INSTRUCTIONS TO FOLLOW :: Collect all the lines that mention the word "icon".

Figure dataset records ::
────

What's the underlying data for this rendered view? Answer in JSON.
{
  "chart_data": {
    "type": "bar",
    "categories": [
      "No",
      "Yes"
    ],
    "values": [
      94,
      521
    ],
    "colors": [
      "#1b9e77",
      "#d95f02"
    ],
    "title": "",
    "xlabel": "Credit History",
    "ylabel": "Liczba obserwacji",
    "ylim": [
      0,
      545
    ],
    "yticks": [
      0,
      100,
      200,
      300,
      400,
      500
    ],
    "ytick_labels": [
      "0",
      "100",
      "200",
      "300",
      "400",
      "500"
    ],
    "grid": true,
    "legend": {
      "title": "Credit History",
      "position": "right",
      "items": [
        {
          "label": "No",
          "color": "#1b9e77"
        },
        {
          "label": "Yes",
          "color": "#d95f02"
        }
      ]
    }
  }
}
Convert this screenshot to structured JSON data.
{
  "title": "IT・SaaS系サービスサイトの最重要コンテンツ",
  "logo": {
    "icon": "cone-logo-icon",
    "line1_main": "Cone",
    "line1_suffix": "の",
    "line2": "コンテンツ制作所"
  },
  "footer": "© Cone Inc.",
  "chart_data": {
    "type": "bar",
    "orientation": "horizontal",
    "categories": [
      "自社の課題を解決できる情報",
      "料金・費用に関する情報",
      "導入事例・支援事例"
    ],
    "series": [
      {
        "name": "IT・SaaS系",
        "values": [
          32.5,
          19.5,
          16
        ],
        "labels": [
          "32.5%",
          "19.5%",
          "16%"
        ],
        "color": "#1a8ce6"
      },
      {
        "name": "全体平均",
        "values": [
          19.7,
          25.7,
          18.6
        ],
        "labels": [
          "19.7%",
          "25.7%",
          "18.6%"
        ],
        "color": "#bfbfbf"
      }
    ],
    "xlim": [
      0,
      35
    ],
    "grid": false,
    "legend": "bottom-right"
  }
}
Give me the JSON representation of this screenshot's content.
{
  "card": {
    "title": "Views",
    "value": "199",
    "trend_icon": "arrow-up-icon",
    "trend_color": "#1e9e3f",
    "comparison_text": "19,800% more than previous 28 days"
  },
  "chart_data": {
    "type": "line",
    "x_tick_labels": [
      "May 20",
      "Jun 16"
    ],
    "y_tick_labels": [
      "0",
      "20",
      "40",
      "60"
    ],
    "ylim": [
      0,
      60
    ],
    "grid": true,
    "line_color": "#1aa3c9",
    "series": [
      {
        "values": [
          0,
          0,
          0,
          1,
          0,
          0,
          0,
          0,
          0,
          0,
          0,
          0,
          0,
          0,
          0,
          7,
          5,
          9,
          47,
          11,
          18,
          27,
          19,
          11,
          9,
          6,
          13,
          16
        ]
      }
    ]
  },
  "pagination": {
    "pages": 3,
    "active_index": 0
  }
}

────

REPLY TO THE TASK ::
    "icon": "cone-logo-icon",
    "trend_icon": "arrow-up-icon",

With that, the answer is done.